Say whether each statement agrees with the robotxt page below. Answer yes or no, and quote the page's deciding words exactly.
1. The robots.txt protocol is implemented in the Rust programming language.
2. The `crawl-delay` extension is supported.
3. The supported extensions follow a draft proposal rather than the RFC specification.

→ **DOCUMENT EXCERPT**:
** Start **
## robotxt

[![Build Status][action-badge]][action-url]
[![Crate Docs][docs-badge]][docs-url]
[![Crate Version][crates-badge]][crates-url]
[![Crate Coverage][coverage-badge]][coverage-url]

**Also check out other `spire-rs` projects
[here](https://github.com/spire-rs).**

[action-badge]: https://img.shields.io/github/actions/workflow/status/spire-rs/kit/build.yaml?branch=main&label=build&logo=github&style=flat-square
[action-url]: https://github.com/spire-rs/kit/actions/workflows/build.yaml
[crates-badge]: https://img.shields.io/crates/v/robotxt.svg?logo=rust&style=flat-square
[crates-url]: https://crates.io/crates/robotxt
[docs-badge]: https://img.shields.io/docsrs/robotxt?logo=Docs.rs&style=flat-square
[docs-url]: http://docs.rs/robotxt
[coverage-badge]: https://img.shields.io/codecov/c/github/spire-rs/kit?logo=codecov&logoColor=white&style=flat-square
[coverage-url]: https://app.codecov.io/gh/spire-rs/kit

The implementation of the robots.txt (or URL exclusion) protocol in the Rust
programming language with the support of `crawl-delay`, `sitemap` and universal
`*` match extensions (according to the RFC specification).
** End **
→ **STORED DATA**:
** Start **
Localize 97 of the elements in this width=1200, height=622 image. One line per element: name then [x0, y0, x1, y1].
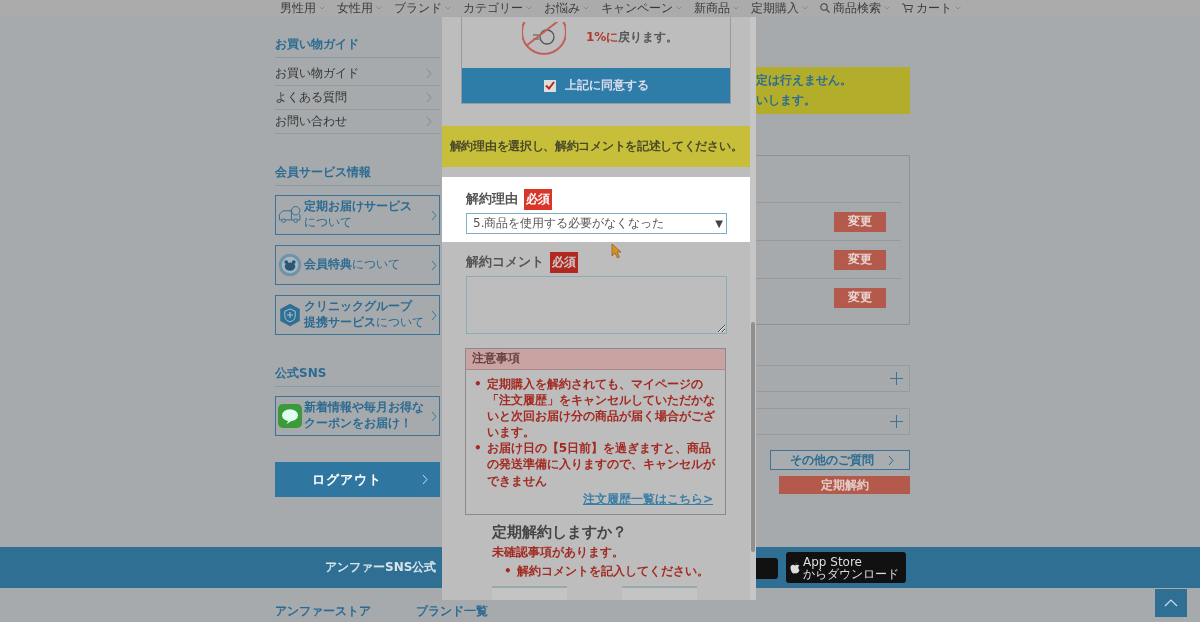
** End **
→ **COMPLETE RESPONSE**:
1. Yes: "The implementation of the robots.txt (or URL exclusion) protocol in the Rust"
2. Yes: "with the support of `crawl-delay`"
3. No: "according to the RFC specification"